>> START Dataset extract

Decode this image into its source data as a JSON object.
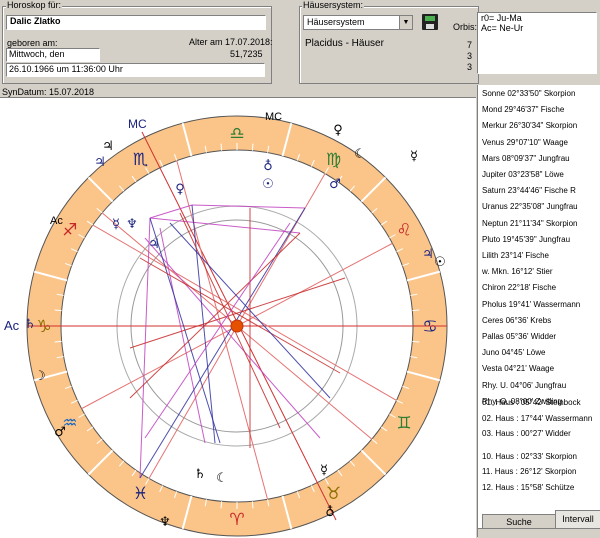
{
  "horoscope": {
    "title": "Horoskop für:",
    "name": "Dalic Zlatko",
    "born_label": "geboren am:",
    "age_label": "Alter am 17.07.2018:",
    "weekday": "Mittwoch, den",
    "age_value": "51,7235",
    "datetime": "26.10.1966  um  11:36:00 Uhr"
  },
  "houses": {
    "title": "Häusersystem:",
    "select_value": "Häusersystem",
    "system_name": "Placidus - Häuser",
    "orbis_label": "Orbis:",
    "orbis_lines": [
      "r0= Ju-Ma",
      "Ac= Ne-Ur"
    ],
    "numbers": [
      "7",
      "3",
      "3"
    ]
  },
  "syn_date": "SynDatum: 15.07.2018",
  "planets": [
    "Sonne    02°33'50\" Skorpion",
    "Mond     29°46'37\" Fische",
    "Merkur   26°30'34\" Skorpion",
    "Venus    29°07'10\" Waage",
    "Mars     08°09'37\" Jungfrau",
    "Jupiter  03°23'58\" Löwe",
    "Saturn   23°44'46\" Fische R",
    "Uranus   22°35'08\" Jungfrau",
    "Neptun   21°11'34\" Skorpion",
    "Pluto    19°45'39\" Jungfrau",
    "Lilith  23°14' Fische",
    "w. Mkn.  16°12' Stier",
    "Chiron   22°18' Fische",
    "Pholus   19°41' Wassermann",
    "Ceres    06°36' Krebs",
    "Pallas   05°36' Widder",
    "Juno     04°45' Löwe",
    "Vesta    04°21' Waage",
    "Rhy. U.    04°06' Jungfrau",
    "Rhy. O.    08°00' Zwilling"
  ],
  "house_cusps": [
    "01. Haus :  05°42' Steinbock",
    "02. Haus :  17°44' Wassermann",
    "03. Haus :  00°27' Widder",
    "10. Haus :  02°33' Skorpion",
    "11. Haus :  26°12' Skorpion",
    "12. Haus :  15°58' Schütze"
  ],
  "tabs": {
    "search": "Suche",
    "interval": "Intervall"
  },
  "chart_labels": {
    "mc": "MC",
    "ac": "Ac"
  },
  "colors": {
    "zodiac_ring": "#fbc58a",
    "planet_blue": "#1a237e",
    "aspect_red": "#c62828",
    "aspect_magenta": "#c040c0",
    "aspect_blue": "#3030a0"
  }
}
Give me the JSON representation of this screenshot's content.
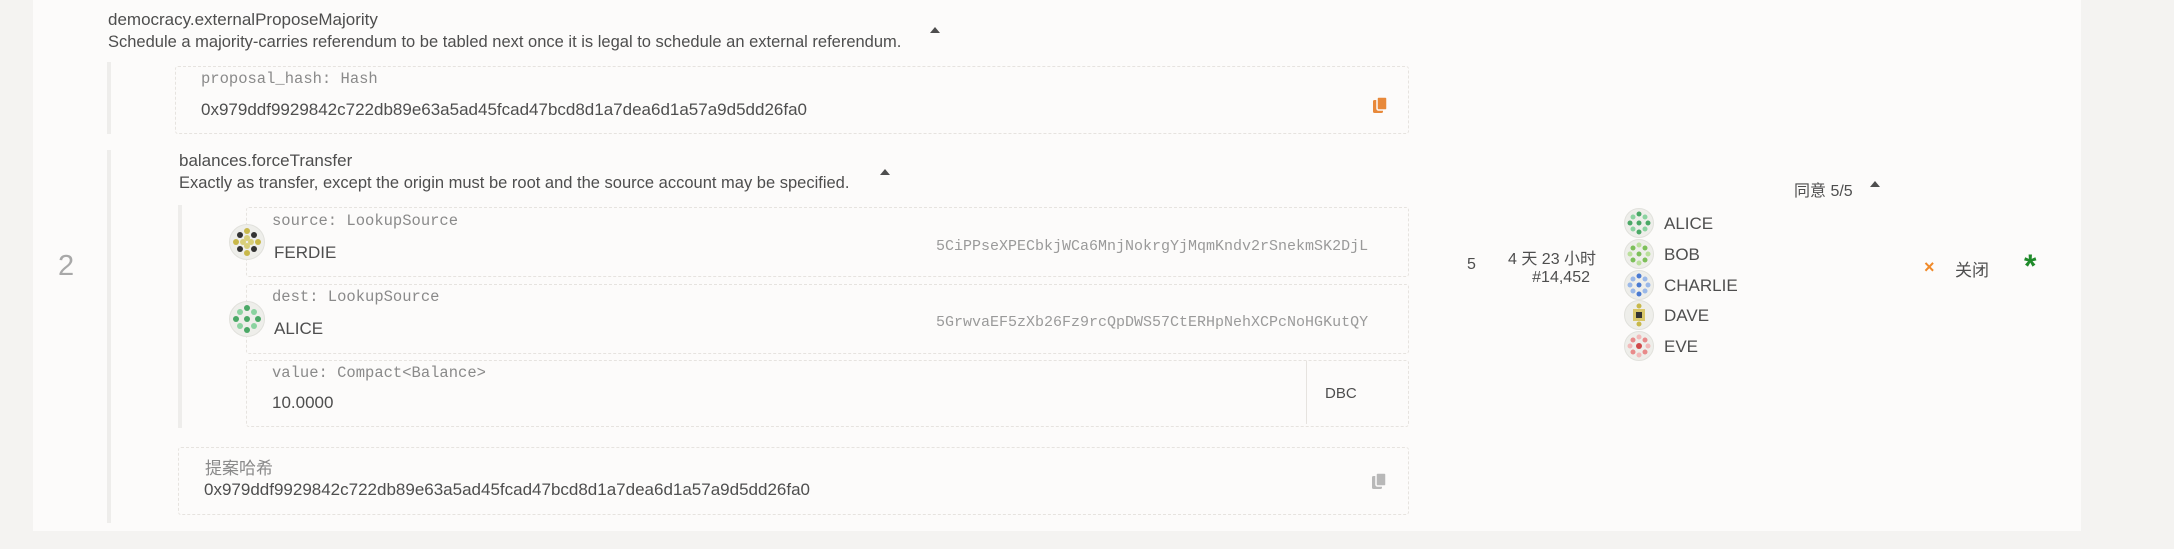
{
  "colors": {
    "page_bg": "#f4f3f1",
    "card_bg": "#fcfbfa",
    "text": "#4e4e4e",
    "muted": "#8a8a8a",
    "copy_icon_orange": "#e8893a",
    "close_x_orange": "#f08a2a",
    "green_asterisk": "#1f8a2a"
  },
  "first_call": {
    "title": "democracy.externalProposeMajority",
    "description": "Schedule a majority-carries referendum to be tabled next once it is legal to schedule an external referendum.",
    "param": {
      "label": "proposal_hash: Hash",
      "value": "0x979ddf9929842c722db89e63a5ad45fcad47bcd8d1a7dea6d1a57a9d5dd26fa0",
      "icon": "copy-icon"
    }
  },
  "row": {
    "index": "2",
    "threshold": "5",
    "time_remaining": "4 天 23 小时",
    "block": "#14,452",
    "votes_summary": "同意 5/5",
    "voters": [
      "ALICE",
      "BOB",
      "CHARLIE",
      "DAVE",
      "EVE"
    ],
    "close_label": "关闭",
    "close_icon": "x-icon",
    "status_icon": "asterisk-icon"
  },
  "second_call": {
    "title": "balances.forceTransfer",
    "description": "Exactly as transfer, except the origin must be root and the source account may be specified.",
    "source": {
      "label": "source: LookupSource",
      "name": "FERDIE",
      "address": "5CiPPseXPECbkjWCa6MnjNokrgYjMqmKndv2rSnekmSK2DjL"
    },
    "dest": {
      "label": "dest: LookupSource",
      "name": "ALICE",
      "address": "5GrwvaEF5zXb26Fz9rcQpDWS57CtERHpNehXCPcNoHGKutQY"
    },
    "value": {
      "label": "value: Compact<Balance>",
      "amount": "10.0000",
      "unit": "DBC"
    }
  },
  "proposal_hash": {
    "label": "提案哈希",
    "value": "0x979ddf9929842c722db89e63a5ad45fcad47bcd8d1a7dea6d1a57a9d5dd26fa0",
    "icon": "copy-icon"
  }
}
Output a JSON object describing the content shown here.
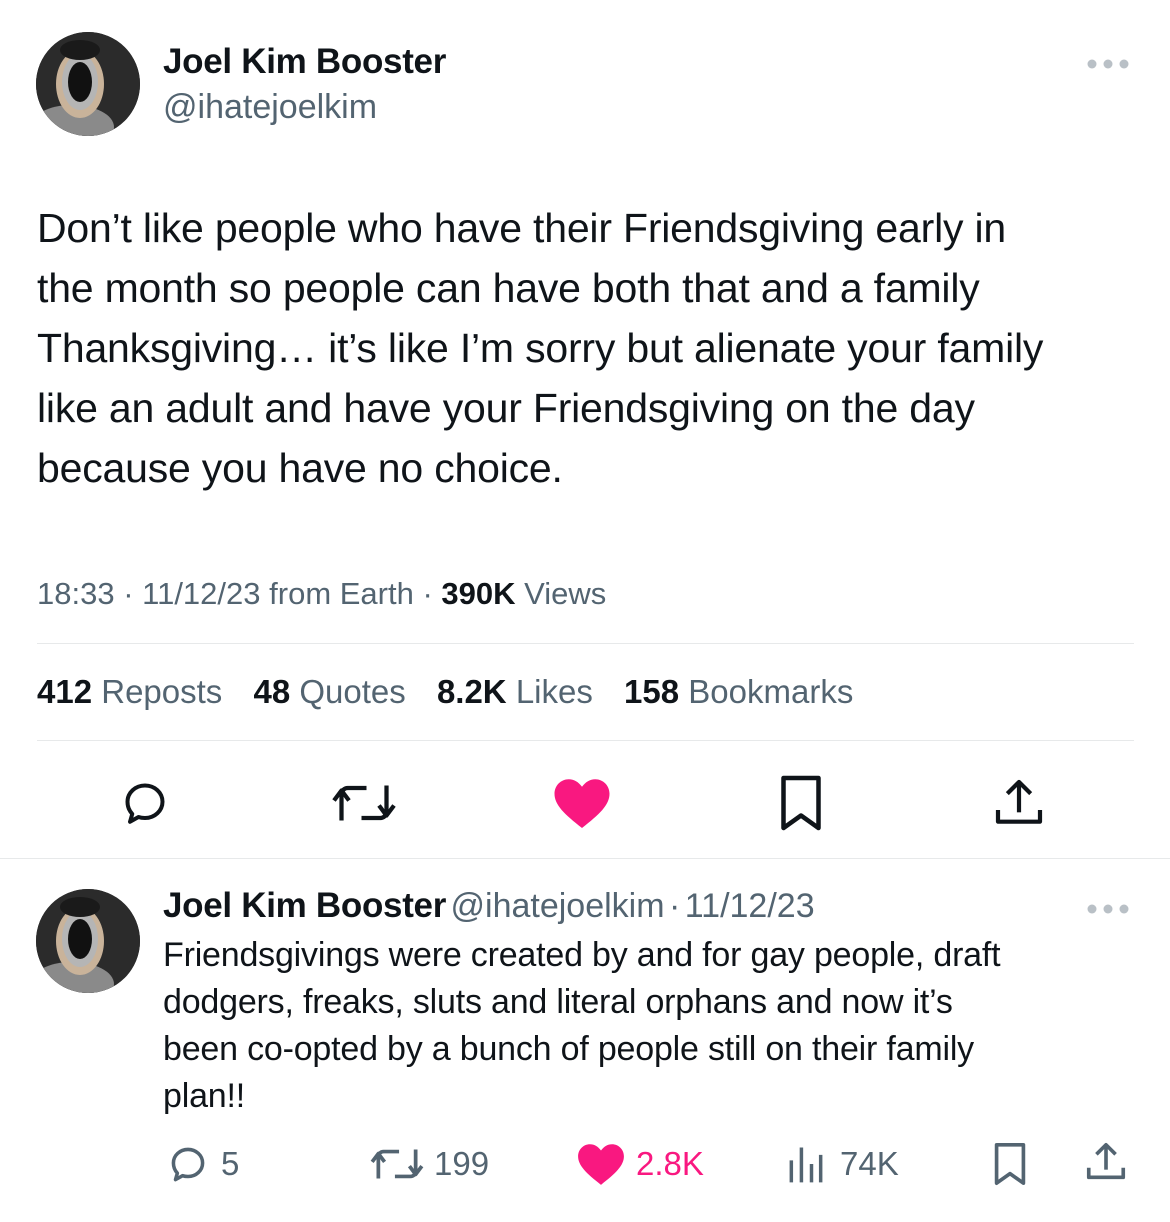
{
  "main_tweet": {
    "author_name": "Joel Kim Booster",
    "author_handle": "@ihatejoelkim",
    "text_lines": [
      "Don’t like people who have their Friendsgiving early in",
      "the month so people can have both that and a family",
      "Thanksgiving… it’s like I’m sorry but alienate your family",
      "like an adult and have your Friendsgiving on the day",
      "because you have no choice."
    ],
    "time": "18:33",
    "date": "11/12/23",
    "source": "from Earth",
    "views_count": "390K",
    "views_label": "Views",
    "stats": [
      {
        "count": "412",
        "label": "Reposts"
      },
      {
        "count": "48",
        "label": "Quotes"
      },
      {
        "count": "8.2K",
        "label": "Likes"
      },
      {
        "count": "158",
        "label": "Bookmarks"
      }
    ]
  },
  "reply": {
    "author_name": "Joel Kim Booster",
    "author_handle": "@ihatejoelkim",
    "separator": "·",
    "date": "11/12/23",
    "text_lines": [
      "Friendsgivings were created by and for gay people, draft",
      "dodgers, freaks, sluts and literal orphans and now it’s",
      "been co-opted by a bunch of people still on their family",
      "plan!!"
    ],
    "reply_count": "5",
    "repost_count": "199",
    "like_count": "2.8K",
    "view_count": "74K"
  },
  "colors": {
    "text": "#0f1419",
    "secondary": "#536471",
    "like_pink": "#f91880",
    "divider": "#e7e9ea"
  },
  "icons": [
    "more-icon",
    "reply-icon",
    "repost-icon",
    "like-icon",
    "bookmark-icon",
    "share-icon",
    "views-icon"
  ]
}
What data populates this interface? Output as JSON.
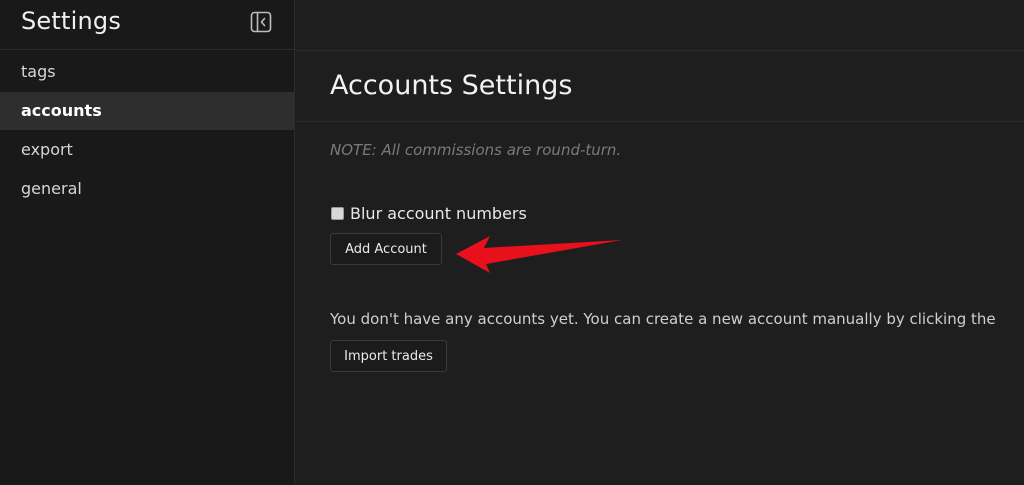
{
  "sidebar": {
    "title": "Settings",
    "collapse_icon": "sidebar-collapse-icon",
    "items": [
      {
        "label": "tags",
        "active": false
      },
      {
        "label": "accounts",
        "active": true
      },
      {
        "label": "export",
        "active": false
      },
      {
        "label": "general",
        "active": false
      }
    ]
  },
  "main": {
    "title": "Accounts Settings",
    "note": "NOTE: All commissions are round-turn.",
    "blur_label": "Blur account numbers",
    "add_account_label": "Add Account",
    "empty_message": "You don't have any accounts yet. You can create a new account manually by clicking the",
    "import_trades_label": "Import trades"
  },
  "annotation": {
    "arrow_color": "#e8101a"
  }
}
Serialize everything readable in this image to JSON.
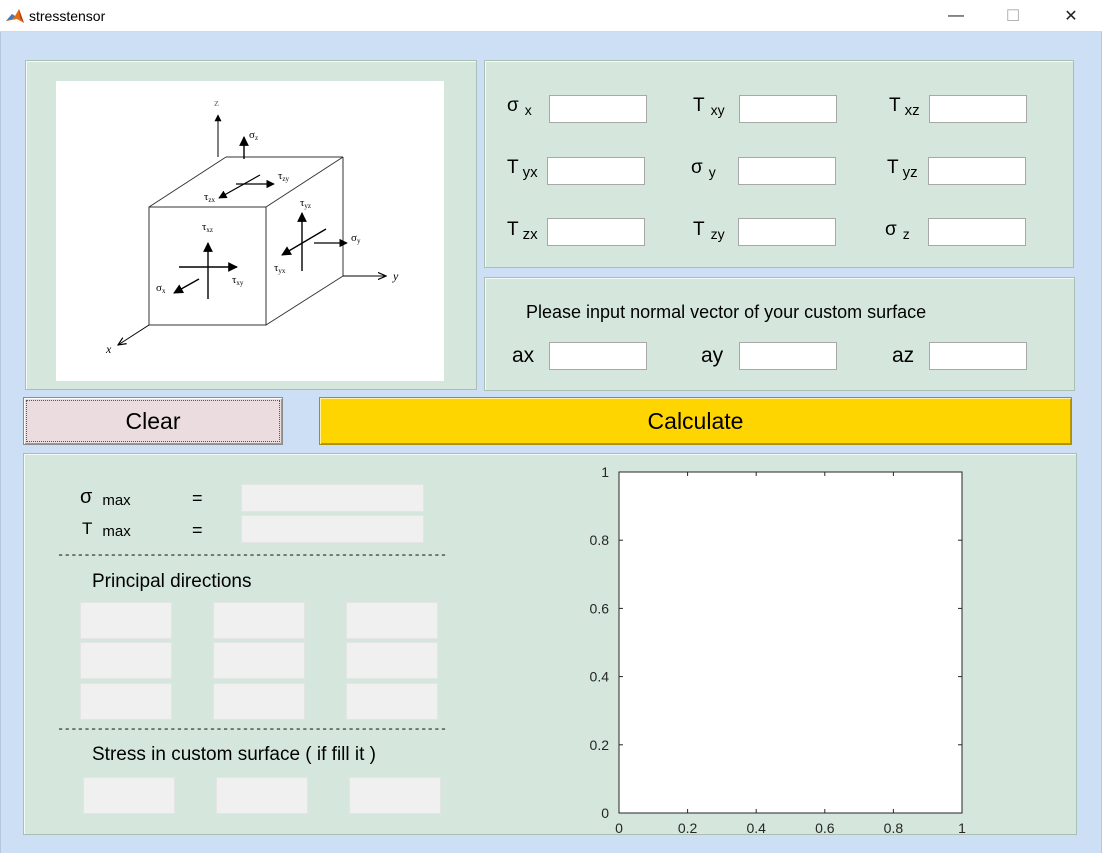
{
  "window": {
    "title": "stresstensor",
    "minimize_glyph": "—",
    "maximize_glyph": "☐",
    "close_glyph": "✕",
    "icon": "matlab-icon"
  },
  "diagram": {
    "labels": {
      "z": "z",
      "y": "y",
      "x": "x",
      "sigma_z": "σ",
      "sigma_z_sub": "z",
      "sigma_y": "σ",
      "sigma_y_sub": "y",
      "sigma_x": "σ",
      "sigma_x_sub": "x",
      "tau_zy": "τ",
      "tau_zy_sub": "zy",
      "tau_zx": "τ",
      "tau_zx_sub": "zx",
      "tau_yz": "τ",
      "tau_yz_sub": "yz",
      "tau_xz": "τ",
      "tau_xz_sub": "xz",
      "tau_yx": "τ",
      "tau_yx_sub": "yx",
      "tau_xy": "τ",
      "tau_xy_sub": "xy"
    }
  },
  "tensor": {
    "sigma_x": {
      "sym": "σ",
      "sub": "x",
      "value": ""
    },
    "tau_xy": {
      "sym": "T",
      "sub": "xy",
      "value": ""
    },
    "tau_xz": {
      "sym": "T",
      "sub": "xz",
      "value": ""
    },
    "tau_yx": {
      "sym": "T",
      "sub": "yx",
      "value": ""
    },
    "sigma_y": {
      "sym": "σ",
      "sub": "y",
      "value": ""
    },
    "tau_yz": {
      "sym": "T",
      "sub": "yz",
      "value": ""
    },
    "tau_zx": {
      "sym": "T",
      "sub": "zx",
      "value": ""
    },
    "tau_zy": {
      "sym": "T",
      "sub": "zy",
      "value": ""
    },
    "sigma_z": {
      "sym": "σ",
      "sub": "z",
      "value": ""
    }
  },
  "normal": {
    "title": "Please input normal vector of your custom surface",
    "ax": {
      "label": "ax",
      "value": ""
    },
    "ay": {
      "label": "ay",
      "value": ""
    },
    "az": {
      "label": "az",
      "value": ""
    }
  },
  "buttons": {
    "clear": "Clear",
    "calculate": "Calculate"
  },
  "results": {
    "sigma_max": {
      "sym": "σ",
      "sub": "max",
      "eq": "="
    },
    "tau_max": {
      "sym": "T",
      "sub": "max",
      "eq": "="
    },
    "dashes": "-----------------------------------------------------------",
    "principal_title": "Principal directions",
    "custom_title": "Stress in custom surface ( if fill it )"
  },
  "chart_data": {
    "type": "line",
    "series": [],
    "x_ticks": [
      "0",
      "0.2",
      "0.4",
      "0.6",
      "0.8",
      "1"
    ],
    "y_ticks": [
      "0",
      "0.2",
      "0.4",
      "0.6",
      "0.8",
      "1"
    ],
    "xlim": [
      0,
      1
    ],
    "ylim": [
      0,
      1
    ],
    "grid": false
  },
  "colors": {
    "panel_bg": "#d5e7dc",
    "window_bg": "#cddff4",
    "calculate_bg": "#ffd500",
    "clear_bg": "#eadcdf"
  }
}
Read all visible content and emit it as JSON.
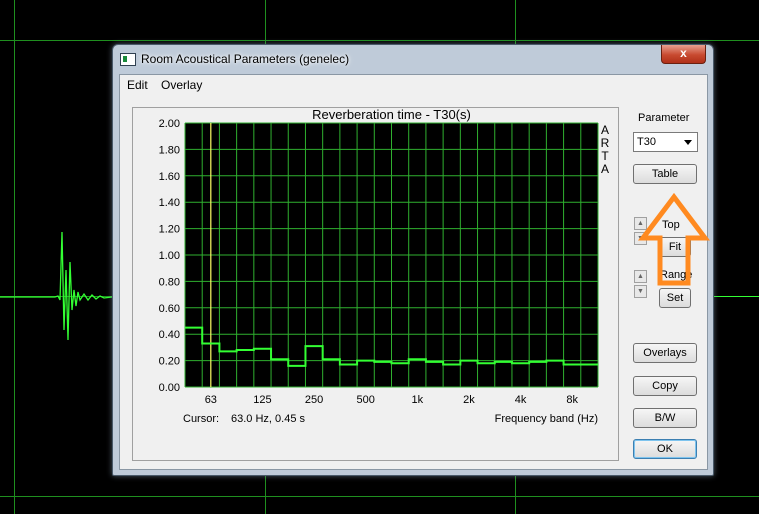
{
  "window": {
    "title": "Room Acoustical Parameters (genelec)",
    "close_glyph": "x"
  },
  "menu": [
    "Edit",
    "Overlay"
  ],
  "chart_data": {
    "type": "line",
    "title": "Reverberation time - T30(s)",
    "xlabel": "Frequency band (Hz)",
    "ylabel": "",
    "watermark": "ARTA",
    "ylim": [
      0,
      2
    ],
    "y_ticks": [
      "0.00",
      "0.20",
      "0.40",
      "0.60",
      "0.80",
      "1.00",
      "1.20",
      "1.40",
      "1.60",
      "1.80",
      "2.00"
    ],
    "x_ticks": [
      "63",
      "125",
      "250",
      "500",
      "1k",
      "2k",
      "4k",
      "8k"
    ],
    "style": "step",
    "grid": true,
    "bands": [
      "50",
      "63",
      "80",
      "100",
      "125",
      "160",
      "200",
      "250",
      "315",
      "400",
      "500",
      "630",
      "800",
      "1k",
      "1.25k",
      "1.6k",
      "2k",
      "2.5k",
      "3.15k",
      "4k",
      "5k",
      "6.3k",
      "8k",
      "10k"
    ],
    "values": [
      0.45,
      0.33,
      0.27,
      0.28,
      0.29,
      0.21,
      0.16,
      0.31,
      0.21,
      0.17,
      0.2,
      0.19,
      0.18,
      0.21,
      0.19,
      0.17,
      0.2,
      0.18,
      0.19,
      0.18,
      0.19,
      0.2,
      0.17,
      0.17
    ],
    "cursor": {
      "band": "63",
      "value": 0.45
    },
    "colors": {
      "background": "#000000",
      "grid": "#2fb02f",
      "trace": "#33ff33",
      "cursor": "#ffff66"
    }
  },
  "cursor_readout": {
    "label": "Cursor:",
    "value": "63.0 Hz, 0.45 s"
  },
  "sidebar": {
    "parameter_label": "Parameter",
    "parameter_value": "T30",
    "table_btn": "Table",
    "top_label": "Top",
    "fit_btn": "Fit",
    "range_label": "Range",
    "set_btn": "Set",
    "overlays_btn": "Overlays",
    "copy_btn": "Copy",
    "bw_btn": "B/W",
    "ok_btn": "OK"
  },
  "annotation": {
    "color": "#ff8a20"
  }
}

>> END Dataset extract

Problem requirements » Write down every line of the data above that includes the string "people".

Task response »
      "Don’t like people who have their Friendsgiving early in",
      "the month so people can have both that and a family",
      "Friendsgivings were created by and for gay people, draft",
      "been co-opted by a bunch of people still on their family",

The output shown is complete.